start

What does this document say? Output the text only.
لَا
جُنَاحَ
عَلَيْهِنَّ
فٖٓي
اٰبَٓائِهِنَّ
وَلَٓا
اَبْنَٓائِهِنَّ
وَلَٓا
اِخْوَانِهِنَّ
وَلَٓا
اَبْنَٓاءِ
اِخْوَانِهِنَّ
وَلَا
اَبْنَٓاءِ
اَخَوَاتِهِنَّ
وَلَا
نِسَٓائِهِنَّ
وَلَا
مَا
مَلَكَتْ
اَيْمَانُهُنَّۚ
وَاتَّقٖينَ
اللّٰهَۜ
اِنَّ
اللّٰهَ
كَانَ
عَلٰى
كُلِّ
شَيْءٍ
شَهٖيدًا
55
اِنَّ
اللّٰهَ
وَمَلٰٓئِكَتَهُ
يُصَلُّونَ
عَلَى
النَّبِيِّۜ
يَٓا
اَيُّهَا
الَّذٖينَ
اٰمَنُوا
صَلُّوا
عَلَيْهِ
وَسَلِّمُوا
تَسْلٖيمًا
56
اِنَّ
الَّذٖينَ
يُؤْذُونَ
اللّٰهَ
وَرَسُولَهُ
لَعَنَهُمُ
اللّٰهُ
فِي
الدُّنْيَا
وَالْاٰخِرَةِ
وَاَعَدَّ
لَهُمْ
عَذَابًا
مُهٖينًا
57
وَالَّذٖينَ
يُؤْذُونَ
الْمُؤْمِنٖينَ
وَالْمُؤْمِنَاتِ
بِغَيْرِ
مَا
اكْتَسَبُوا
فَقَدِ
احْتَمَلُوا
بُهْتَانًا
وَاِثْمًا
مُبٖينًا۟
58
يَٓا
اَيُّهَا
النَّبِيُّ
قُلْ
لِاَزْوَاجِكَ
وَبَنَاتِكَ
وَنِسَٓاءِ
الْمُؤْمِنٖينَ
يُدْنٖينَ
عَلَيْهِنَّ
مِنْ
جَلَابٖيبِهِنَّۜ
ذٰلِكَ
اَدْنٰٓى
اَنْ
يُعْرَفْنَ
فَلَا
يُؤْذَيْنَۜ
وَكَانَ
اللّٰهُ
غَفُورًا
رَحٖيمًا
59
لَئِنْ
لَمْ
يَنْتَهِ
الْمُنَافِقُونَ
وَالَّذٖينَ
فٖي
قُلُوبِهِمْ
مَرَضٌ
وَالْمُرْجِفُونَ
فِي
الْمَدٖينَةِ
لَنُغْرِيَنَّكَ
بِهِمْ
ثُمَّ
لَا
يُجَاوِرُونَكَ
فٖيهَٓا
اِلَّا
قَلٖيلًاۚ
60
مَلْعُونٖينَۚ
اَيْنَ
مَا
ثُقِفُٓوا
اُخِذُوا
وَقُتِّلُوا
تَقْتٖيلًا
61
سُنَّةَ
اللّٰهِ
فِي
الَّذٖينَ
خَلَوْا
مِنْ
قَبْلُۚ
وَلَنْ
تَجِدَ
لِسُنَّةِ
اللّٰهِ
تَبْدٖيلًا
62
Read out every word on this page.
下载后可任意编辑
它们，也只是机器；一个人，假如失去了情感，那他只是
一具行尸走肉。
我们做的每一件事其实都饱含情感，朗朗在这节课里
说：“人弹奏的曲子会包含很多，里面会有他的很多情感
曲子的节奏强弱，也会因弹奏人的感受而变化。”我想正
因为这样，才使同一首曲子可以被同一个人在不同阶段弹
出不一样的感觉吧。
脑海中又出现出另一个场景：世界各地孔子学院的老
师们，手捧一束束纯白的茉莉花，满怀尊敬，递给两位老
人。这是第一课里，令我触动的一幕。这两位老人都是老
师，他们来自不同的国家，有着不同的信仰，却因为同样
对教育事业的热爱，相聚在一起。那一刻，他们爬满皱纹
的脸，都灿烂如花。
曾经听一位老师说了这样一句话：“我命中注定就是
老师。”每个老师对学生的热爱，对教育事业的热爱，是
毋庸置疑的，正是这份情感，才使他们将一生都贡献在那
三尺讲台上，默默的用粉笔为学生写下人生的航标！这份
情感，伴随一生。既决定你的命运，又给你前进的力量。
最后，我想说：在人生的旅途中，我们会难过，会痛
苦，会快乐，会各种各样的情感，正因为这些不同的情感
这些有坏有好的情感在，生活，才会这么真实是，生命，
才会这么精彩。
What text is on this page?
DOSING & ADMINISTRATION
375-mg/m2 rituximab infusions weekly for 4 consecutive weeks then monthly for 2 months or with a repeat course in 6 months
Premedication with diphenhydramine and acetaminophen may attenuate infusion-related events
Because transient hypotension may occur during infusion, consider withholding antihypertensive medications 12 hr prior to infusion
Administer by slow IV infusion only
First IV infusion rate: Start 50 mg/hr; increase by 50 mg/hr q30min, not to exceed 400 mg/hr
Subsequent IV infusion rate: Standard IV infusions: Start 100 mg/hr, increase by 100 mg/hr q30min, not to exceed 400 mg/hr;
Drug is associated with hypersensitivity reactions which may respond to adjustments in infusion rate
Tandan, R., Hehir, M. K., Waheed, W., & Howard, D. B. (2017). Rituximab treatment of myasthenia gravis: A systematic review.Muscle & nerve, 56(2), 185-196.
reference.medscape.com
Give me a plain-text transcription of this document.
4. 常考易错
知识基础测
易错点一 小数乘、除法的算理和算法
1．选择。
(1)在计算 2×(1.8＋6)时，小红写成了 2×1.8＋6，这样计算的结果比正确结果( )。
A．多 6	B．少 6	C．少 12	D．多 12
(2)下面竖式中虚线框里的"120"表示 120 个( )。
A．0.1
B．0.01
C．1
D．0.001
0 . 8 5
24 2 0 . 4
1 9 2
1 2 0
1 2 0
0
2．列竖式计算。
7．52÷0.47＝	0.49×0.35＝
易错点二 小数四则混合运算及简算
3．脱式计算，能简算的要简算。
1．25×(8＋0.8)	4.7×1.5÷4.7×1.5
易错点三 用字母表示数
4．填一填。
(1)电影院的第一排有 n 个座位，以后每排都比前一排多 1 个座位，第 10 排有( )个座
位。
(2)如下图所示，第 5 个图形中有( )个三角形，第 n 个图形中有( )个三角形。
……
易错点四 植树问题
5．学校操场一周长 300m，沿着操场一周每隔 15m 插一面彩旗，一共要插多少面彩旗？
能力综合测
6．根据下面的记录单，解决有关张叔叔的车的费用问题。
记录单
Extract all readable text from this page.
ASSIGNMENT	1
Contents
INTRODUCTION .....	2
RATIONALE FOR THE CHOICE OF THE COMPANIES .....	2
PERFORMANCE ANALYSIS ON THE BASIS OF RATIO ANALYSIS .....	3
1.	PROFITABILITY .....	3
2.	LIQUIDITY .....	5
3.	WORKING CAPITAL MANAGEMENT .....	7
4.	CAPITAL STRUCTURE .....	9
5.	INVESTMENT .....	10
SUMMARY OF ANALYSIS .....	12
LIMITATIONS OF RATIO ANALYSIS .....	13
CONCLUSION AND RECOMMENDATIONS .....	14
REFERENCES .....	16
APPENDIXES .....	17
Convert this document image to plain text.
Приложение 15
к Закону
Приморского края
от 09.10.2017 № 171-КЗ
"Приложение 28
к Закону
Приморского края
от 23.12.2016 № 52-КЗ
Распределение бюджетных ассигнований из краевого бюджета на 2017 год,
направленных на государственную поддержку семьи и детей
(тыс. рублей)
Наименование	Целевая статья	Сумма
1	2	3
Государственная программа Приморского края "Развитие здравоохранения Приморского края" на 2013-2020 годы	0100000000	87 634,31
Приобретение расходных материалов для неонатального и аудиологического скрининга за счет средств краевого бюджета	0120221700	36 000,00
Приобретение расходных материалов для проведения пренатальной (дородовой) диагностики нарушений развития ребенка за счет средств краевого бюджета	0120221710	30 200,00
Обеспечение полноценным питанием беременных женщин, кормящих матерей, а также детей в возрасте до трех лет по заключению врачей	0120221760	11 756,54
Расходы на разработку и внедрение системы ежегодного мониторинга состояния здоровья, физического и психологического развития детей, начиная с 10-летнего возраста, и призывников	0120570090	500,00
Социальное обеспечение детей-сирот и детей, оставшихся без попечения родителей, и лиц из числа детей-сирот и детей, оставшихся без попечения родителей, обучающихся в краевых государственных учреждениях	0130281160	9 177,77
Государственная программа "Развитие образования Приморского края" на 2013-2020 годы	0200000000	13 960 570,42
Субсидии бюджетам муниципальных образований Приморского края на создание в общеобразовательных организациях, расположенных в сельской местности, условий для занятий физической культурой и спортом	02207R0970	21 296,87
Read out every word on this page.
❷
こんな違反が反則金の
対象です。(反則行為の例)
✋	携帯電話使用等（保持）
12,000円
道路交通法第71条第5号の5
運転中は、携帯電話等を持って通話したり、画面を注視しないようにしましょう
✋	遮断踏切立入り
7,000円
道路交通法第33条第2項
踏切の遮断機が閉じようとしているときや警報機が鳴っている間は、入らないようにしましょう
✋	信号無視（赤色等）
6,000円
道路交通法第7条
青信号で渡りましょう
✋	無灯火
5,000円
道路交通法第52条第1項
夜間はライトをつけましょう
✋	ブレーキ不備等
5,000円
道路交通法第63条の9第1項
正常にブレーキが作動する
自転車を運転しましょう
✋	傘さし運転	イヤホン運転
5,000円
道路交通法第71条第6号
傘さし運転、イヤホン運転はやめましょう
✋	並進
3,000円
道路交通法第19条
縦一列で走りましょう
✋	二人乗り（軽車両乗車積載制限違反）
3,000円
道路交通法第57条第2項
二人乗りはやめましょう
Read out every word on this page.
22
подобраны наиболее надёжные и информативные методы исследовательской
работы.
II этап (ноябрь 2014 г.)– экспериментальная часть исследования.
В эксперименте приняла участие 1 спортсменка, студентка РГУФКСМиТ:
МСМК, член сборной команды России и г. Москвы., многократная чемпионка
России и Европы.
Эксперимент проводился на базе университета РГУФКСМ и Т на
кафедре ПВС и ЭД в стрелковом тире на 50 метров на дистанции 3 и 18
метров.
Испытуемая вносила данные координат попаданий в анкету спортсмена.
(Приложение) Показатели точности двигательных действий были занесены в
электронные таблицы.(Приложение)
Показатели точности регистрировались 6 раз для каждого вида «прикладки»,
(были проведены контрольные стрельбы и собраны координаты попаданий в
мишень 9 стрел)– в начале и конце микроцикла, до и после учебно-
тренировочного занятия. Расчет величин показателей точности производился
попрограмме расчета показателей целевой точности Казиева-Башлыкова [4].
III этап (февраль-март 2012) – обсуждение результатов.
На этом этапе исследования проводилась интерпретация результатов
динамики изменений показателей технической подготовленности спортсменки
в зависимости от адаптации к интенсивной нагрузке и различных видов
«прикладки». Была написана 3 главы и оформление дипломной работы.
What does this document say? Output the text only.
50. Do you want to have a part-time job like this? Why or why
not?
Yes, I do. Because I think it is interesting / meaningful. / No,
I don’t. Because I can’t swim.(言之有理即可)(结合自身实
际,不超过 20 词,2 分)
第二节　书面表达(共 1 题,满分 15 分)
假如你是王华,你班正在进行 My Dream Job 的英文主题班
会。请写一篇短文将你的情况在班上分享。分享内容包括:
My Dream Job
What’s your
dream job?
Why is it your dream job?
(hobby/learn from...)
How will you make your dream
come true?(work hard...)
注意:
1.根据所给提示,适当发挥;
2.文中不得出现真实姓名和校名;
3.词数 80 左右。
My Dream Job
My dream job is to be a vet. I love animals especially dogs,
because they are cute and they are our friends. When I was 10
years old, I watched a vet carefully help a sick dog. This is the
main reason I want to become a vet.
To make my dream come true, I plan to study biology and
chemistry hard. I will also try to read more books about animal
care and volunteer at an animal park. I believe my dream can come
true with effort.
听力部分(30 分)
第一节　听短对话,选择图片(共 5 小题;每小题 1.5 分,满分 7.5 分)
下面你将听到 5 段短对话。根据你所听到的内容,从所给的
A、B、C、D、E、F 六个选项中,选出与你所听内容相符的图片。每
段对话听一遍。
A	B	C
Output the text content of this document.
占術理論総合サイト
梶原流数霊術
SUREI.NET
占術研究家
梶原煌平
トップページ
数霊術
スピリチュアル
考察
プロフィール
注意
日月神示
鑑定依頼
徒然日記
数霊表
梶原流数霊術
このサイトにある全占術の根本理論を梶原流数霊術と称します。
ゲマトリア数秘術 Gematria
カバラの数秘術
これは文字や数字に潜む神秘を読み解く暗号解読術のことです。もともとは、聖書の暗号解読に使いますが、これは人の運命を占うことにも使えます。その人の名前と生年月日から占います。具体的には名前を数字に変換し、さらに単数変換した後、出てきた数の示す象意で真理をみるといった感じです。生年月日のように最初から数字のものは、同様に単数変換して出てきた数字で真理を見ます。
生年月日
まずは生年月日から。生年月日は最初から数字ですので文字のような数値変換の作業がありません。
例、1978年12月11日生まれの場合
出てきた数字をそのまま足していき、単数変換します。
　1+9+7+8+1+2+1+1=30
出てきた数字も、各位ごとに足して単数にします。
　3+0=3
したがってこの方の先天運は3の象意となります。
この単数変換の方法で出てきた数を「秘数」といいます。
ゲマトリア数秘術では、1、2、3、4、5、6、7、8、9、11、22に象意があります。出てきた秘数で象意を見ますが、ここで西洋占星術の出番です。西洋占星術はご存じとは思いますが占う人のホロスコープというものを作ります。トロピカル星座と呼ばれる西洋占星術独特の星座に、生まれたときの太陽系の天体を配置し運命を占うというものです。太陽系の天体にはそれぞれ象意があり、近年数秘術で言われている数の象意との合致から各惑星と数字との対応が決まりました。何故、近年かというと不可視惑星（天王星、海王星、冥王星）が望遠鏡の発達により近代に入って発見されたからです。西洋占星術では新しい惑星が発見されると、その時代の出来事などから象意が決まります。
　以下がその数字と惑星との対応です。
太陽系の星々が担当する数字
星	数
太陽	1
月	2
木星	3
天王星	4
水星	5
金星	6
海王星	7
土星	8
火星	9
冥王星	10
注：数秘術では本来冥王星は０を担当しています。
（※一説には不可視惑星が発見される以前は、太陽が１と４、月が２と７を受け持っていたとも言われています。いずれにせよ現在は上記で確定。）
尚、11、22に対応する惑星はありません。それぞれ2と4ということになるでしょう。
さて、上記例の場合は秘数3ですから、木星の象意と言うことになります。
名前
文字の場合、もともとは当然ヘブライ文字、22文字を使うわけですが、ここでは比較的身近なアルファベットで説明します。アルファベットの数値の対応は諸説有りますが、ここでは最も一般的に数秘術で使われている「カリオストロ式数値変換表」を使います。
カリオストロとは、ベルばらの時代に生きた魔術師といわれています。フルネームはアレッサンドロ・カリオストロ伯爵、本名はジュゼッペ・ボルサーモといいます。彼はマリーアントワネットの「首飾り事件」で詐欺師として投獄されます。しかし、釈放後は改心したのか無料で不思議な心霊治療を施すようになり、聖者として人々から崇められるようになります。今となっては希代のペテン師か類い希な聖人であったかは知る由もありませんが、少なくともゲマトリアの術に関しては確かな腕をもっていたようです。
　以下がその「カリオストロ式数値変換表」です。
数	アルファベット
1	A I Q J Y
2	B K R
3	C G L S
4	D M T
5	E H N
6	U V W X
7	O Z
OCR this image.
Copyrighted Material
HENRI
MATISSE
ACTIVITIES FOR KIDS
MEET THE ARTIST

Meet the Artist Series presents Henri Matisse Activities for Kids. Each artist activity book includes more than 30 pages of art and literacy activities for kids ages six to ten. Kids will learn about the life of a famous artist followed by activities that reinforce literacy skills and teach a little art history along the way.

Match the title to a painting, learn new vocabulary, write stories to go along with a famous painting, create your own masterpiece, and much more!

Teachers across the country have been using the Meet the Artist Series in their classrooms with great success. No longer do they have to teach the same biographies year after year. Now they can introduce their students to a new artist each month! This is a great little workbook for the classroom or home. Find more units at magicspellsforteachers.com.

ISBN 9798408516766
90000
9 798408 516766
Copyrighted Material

end

*REQUEST*. In the records above, locate every line with the string "Приложение" and copy it.

*CORRECT OUTPUT*.
Приложение 15
"Приложение 28
(Приложение) Показатели точности двигательных действий были занесены в
электронные таблицы.(Приложение)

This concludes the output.